**INSTRUCTIONS FOR THE TASK**
Identify all lines in the listing that include the word "TAKEX", and copy them out.

'''

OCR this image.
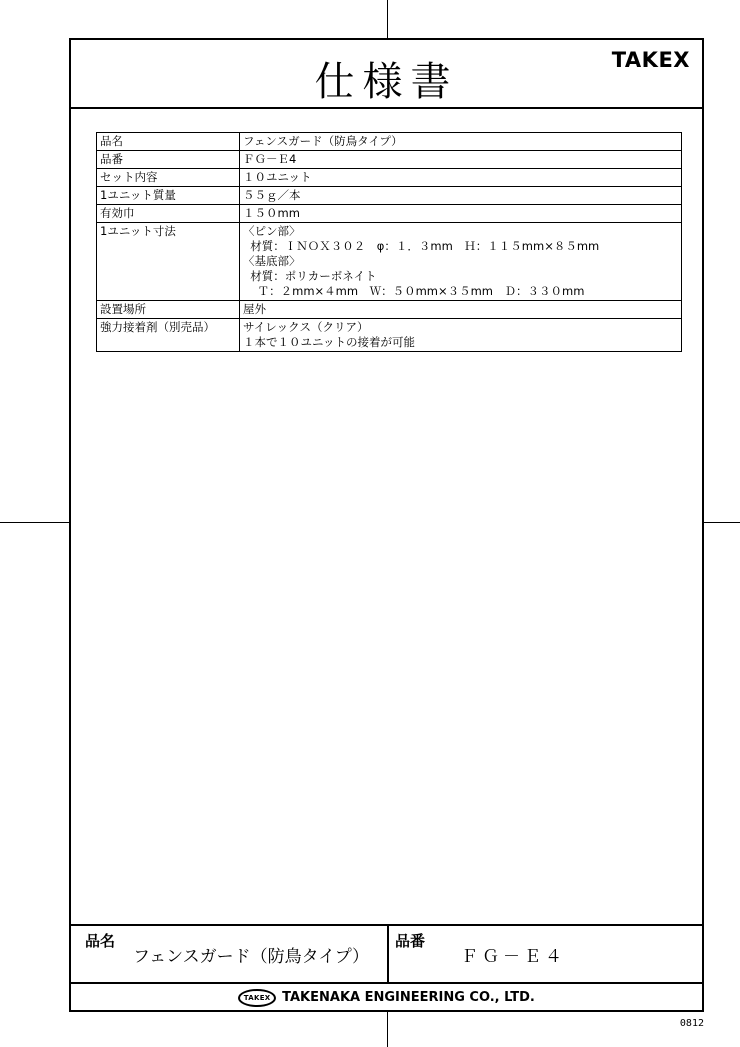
仕様書	TAKEX
品名	フェンスガード（防鳥タイプ）

品番	ＦＧ－Ｅ4

セット内容	１０ユニット

1ユニット質量	５５ｇ／本

有効巾	１５０mm

1ユニット寸法	〈ピン部〉
材質：ＩＮＯＸ３０２　φ：１．３mm　Ｈ：１１５mm×８５mm
〈基底部〉
材質：ポリカーボネイト
Ｔ：２mm×４mm　Ｗ：５０mm×３５mm　Ｄ：３３０mm

設置場所	屋外

強力接着剤（別売品）	サイレックス（クリア）
１本で１０ユニットの接着が可能
品名
フェンスガード（防鳥タイプ）
品番
ＦＧ－Ｅ４
TAKEX TAKENAKA ENGINEERING CO., LTD.
0812
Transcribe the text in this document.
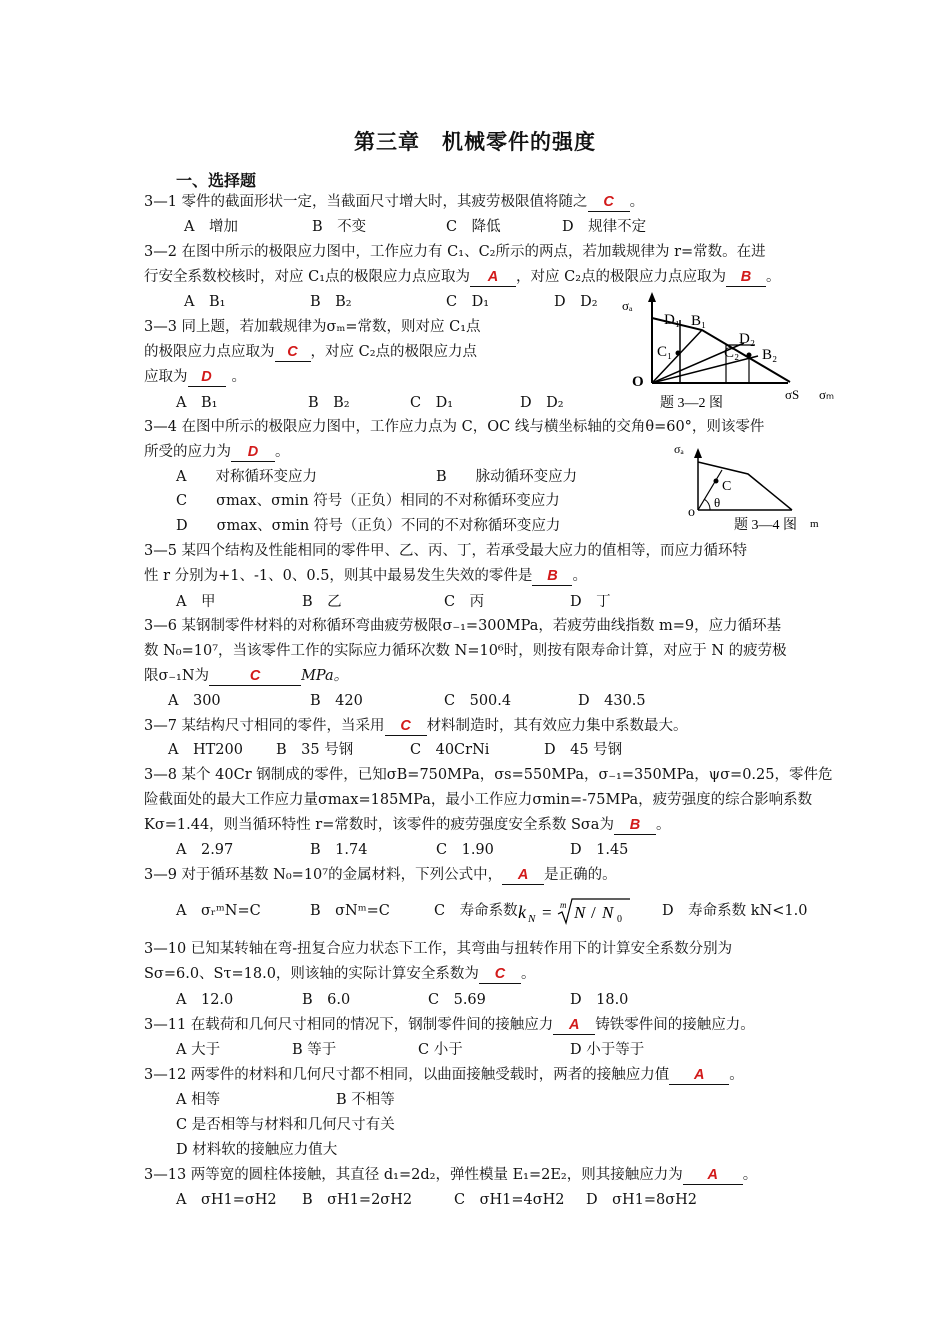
第三章　机械零件的强度
一、选择题
3—1 零件的截面形状一定，当截面尺寸增大时，其疲劳极限值将随之 C 。
A　增加	B　不变	C　降低	D　规律不定
3—2 在图中所示的极限应力图中，工作应力有 C₁、C₂所示的两点，若加载规律为 r=常数。在进
行安全系数校核时，对应 C₁点的极限应力点应取为 A ，对应 C₂点的极限应力点应取为 B 。
A　B₁	B　B₂	C　D₁	D　D₂
3—3 同上题，若加载规律为σₘ=常数，则对应 C₁点
的极限应力点应取为 C ，对应 C₂点的极限应力点
应取为 D 。
A　B₁	B　B₂	C　D₁	D　D₂
σₐ
D₁ B₁
D₂
C₁	C₂ B₂
O
σS σₘ
题 3—2 图
3—4 在图中所示的极限应力图中，工作应力点为 C，OC 线与横坐标轴的交角θ=60°，则该零件
所受的应力为 D 。
A　　对称循环变应力	B　　脉动循环变应力
C　　σmax、σmin 符号（正负）相同的不对称循环变应力
D　　σmax、σmin 符号（正负）不同的不对称循环变应力
σₐ
C
θ
o
题 3—4 图 m
3—5 某四个结构及性能相同的零件甲、乙、丙、丁，若承受最大应力的值相等，而应力循环特
性 r 分别为+1、-1、0、0.5，则其中最易发生失效的零件是 B 。
A　甲	B　乙	C　丙	D　丁
3—6 某钢制零件材料的对称循环弯曲疲劳极限σ₋₁=300MPa，若疲劳曲线指数 m=9，应力循环基
数 N₀=10⁷，当该零件工作的实际应力循环次数 N=10⁶时，则按有限寿命计算，对应于 N 的疲劳极
限σ₋₁N为	C	MPa。
A　300	B　420	C　500.4	D　430.5
3—7 某结构尺寸相同的零件，当采用 C 材料制造时，其有效应力集中系数最大。
A　HT200 B　35 号钢	C　40CrNi	D　45 号钢
3—8 某个 40Cr 钢制成的零件，已知σB=750MPa，σs=550MPa，σ₋₁=350MPa，ψσ=0.25，零件危
险截面处的最大工作应力量σmax=185MPa，最小工作应力σmin=-75MPa，疲劳强度的综合影响系数
Kσ=1.44，则当循环特性 r=常数时，该零件的疲劳强度安全系数 Sσa为 B 。
A　2.97	B　1.74	C　1.90	D　1.45
3—9 对于循环基数 N₀=10⁷的金属材料，下列公式中， A 是正确的。
A　σᵣᵐN=C	B　σNᵐ=C	C　寿命系数 k N = m N / N 0
D　寿命系数 kN<1.0
3—10 已知某转轴在弯-扭复合应力状态下工作，其弯曲与扭转作用下的计算安全系数分别为
Sσ=6.0、Sτ=18.0，则该轴的实际计算安全系数为 C 。
A　12.0	B　6.0	C　5.69	D　18.0
3—11 在载荷和几何尺寸相同的情况下，钢制零件间的接触应力 A 铸铁零件间的接触应力。
A 大于	B 等于	C 小于	D 小于等于
3—12 两零件的材料和几何尺寸都不相同，以曲面接触受载时，两者的接触应力值 A 。
A 相等	B 不相等
C 是否相等与材料和几何尺寸有关
D 材料软的接触应力值大
3—13 两等宽的圆柱体接触，其直径 d₁=2d₂，弹性模量 E₁=2E₂，则其接触应力为 A 。
A　σH1=σH2 B　σH1=2σH2	C　σH1=4σH2 D　σH1=8σH2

'''

**TASK SOLUTION**
仕様書	TAKEX
TAKEX TAKENAKA ENGINEERING CO., LTD.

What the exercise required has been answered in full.